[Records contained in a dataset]

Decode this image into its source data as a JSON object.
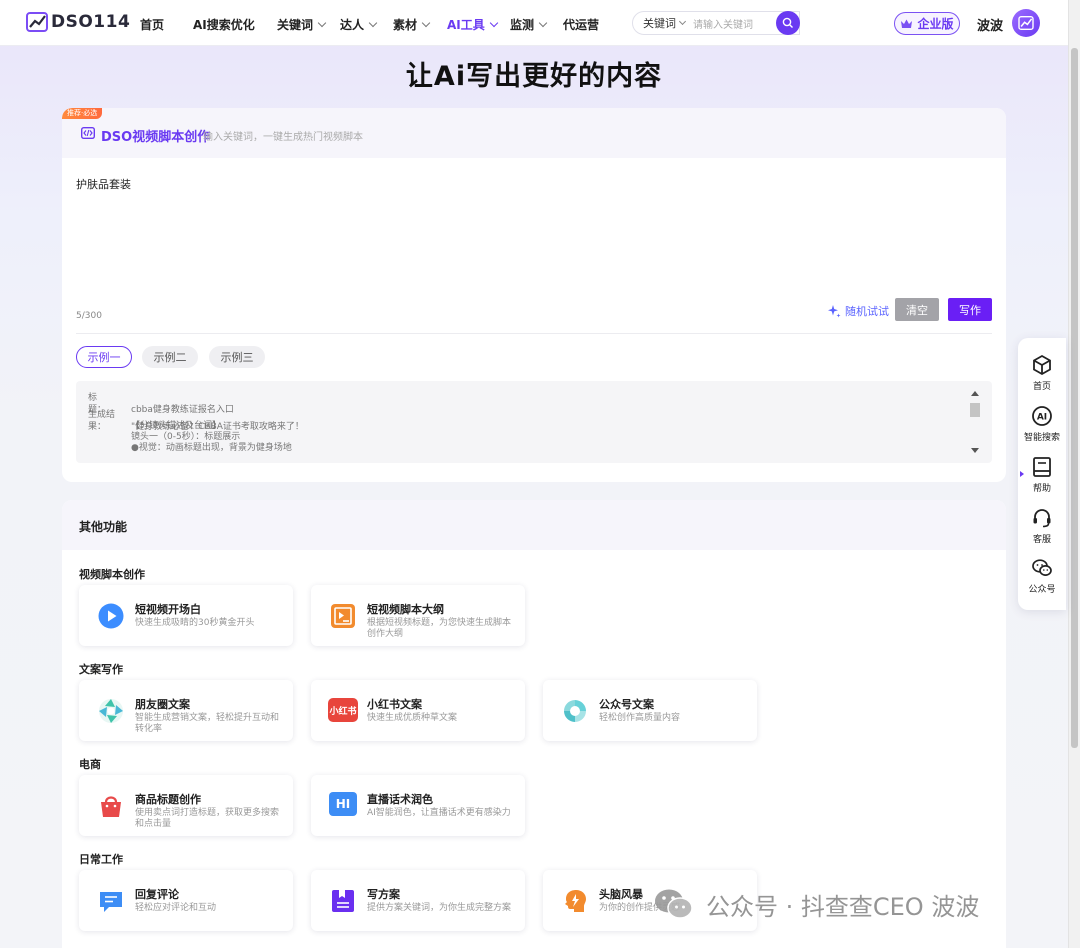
{
  "nav": {
    "logo_text": "DSO114",
    "items": [
      {
        "label": "首页",
        "dropdown": false
      },
      {
        "label": "AI搜索优化",
        "dropdown": false
      },
      {
        "label": "关键词",
        "dropdown": true
      },
      {
        "label": "达人",
        "dropdown": true
      },
      {
        "label": "素材",
        "dropdown": true
      },
      {
        "label": "AI工具",
        "dropdown": true,
        "active": true
      },
      {
        "label": "监测",
        "dropdown": true
      },
      {
        "label": "代运营",
        "dropdown": false
      }
    ],
    "search_category": "关键词",
    "search_placeholder": "请输入关键词",
    "enterprise_label": "企业版",
    "username": "波波",
    "accent_color": "#6a3af2"
  },
  "hero_title": "让Ai写出更好的内容",
  "tool": {
    "badge": "推荐·必选",
    "title": "DSO视频脚本创作",
    "subtitle": "输入关键词，一键生成热门视频脚本",
    "input_value": "护肤品套装",
    "counter": "5/300",
    "random_label": "随机试试",
    "clear_label": "清空",
    "write_label": "写作",
    "example_tabs": [
      "示例一",
      "示例二",
      "示例三"
    ],
    "example": {
      "title_label": "标　　题：",
      "title_value": "cbba健身教练证报名入口",
      "result_label": "生成结果：",
      "lines": [
        "\"健身教练必备！CBBA证书考取攻略来了！",
        "【分镜头描述及台词】",
        "镜头一（0-5秒）：标题展示",
        "●视觉：动画标题出现，背景为健身场地"
      ]
    }
  },
  "other": {
    "title": "其他功能",
    "sections": [
      {
        "name": "视频脚本创作",
        "items": [
          {
            "name": "短视频开场白",
            "desc": "快速生成吸睛的30秒黄金开头",
            "icon": "play-icon"
          },
          {
            "name": "短视频脚本大纲",
            "desc": "根据短视频标题，为您快速生成脚本创作大纲",
            "icon": "outline-icon"
          }
        ]
      },
      {
        "name": "文案写作",
        "items": [
          {
            "name": "朋友圈文案",
            "desc": "智能生成营销文案，轻松提升互动和转化率",
            "icon": "aperture-icon"
          },
          {
            "name": "小红书文案",
            "desc": "快速生成优质种草文案",
            "icon": "xiaohongshu-icon",
            "icon_text": "小红书"
          },
          {
            "name": "公众号文案",
            "desc": "轻松创作高质量内容",
            "icon": "wechat-mp-icon"
          }
        ]
      },
      {
        "name": "电商",
        "items": [
          {
            "name": "商品标题创作",
            "desc": "使用卖点词打造标题，获取更多搜索和点击量",
            "icon": "shopping-bag-icon"
          },
          {
            "name": "直播话术润色",
            "desc": "AI智能润色，让直播话术更有感染力",
            "icon": "hi-chat-icon",
            "icon_text": "HI"
          }
        ]
      },
      {
        "name": "日常工作",
        "items": [
          {
            "name": "回复评论",
            "desc": "轻松应对评论和互动",
            "icon": "comment-icon"
          },
          {
            "name": "写方案",
            "desc": "提供方案关键词，为你生成完整方案",
            "icon": "plan-icon"
          },
          {
            "name": "头脑风暴",
            "desc": "为你的创作提供灵感",
            "icon": "brain-icon"
          }
        ]
      }
    ]
  },
  "sidebar": [
    {
      "label": "首页",
      "icon": "cube-icon"
    },
    {
      "label": "智能搜索",
      "icon": "ai-icon"
    },
    {
      "label": "帮助",
      "icon": "book-icon"
    },
    {
      "label": "客服",
      "icon": "headset-icon"
    },
    {
      "label": "公众号",
      "icon": "wechat-icon"
    }
  ],
  "watermark": "公众号 · 抖查查CEO 波波"
}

WHAT TO PRODUCE
Exclude the images and reproduce the remaining data exactly.

OUTPUT
Decode this image into its source data as a JSON object.
{
  "nav": {
    "logo_text": "DSO114",
    "items": [
      {
        "label": "首页",
        "dropdown": false
      },
      {
        "label": "AI搜索优化",
        "dropdown": false
      },
      {
        "label": "关键词",
        "dropdown": true
      },
      {
        "label": "达人",
        "dropdown": true
      },
      {
        "label": "素材",
        "dropdown": true
      },
      {
        "label": "AI工具",
        "dropdown": true,
        "active": true
      },
      {
        "label": "监测",
        "dropdown": true
      },
      {
        "label": "代运营",
        "dropdown": false
      }
    ],
    "search_category": "关键词",
    "search_placeholder": "请输入关键词",
    "enterprise_label": "企业版",
    "username": "波波",
    "accent_color": "#6a3af2"
  },
  "hero_title": "让Ai写出更好的内容",
  "tool": {
    "badge": "推荐·必选",
    "title": "DSO视频脚本创作",
    "subtitle": "输入关键词，一键生成热门视频脚本",
    "input_value": "护肤品套装",
    "counter": "5/300",
    "random_label": "随机试试",
    "clear_label": "清空",
    "write_label": "写作",
    "example_tabs": [
      "示例一",
      "示例二",
      "示例三"
    ],
    "example": {
      "title_label": "标　　题：",
      "title_value": "cbba健身教练证报名入口",
      "result_label": "生成结果：",
      "lines": [
        "\"健身教练必备！CBBA证书考取攻略来了！",
        "【分镜头描述及台词】",
        "镜头一（0-5秒）：标题展示",
        "●视觉：动画标题出现，背景为健身场地"
      ]
    }
  },
  "other": {
    "title": "其他功能",
    "sections": [
      {
        "name": "视频脚本创作",
        "items": [
          {
            "name": "短视频开场白",
            "desc": "快速生成吸睛的30秒黄金开头",
            "icon": "play-icon"
          },
          {
            "name": "短视频脚本大纲",
            "desc": "根据短视频标题，为您快速生成脚本创作大纲",
            "icon": "outline-icon"
          }
        ]
      },
      {
        "name": "文案写作",
        "items": [
          {
            "name": "朋友圈文案",
            "desc": "智能生成营销文案，轻松提升互动和转化率",
            "icon": "aperture-icon"
          },
          {
            "name": "小红书文案",
            "desc": "快速生成优质种草文案",
            "icon": "xiaohongshu-icon",
            "icon_text": "小红书"
          },
          {
            "name": "公众号文案",
            "desc": "轻松创作高质量内容",
            "icon": "wechat-mp-icon"
          }
        ]
      },
      {
        "name": "电商",
        "items": [
          {
            "name": "商品标题创作",
            "desc": "使用卖点词打造标题，获取更多搜索和点击量",
            "icon": "shopping-bag-icon"
          },
          {
            "name": "直播话术润色",
            "desc": "AI智能润色，让直播话术更有感染力",
            "icon": "hi-chat-icon",
            "icon_text": "HI"
          }
        ]
      },
      {
        "name": "日常工作",
        "items": [
          {
            "name": "回复评论",
            "desc": "轻松应对评论和互动",
            "icon": "comment-icon"
          },
          {
            "name": "写方案",
            "desc": "提供方案关键词，为你生成完整方案",
            "icon": "plan-icon"
          },
          {
            "name": "头脑风暴",
            "desc": "为你的创作提供灵感",
            "icon": "brain-icon"
          }
        ]
      }
    ]
  },
  "sidebar": [
    {
      "label": "首页",
      "icon": "cube-icon"
    },
    {
      "label": "智能搜索",
      "icon": "ai-icon"
    },
    {
      "label": "帮助",
      "icon": "book-icon"
    },
    {
      "label": "客服",
      "icon": "headset-icon"
    },
    {
      "label": "公众号",
      "icon": "wechat-icon"
    }
  ],
  "watermark": "公众号 · 抖查查CEO 波波"
}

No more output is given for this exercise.